* [EXERCISE BRIEF]:
Print the records again, character for character.
--- start PROVIDED DATA ---
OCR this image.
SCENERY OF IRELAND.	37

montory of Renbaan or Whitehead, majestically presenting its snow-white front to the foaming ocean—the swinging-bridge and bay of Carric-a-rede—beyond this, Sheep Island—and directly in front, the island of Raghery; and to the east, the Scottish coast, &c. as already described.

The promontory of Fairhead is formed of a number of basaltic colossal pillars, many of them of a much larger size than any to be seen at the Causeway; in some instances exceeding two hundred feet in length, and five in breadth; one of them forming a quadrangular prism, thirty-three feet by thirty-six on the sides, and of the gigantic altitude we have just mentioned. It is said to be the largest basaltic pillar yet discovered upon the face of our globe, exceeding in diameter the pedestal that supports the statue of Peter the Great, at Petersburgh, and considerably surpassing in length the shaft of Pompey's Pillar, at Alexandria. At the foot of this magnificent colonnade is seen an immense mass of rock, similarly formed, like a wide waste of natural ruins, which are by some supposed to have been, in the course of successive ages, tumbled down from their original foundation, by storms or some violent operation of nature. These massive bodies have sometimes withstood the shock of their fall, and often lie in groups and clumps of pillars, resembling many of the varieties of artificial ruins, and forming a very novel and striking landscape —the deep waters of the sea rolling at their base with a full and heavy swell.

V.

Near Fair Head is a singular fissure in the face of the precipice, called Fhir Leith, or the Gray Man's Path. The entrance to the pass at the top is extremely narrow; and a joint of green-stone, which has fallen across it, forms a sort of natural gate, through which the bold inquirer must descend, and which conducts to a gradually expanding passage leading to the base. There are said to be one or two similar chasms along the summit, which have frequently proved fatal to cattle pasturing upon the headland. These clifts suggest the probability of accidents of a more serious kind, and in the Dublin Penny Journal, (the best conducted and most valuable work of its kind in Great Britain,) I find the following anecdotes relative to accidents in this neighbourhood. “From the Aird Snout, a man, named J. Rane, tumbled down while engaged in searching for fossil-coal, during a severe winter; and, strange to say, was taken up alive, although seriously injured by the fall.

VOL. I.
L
--- end PROVIDED DATA ---
* [WRITTEN SOLUTION]:
OCR this image.
SCENERY OF IRELAND.	37

montory of Renbaan or Whitehead, majestically presenting its snow-white front to the foaming ocean—the swinging-bridge and bay of Carric-a-rede—beyond this, Sheep Island—and directly in front, the island of Raghery; and to the east, the Scottish coast, &c. as already described.

The promontory of Fairhead is formed of a number of basaltic colossal pillars, many of them of a much larger size than any to be seen at the Causeway; in some instances exceeding two hundred feet in length, and five in breadth; one of them forming a quadrangular prism, thirty-three feet by thirty-six on the sides, and of the gigantic altitude we have just mentioned. It is said to be the largest basaltic pillar yet discovered upon the face of our globe, exceeding in diameter the pedestal that supports the statue of Peter the Great, at Petersburgh, and considerably surpassing in length the shaft of Pompey's Pillar, at Alexandria. At the foot of this magnificent colonnade is seen an immense mass of rock, similarly formed, like a wide waste of natural ruins, which are by some supposed to have been, in the course of successive ages, tumbled down from their original foundation, by storms or some violent operation of nature. These massive bodies have sometimes withstood the shock of their fall, and often lie in groups and clumps of pillars, resembling many of the varieties of artificial ruins, and forming a very novel and striking landscape —the deep waters of the sea rolling at their base with a full and heavy swell.

V.

Near Fair Head is a singular fissure in the face of the precipice, called Fhir Leith, or the Gray Man's Path. The entrance to the pass at the top is extremely narrow; and a joint of green-stone, which has fallen across it, forms a sort of natural gate, through which the bold inquirer must descend, and which conducts to a gradually expanding passage leading to the base. There are said to be one or two similar chasms along the summit, which have frequently proved fatal to cattle pasturing upon the headland. These clifts suggest the probability of accidents of a more serious kind, and in the Dublin Penny Journal, (the best conducted and most valuable work of its kind in Great Britain,) I find the following anecdotes relative to accidents in this neighbourhood. “From the Aird Snout, a man, named J. Rane, tumbled down while engaged in searching for fossil-coal, during a severe winter; and, strange to say, was taken up alive, although seriously injured by the fall.

VOL. I.
L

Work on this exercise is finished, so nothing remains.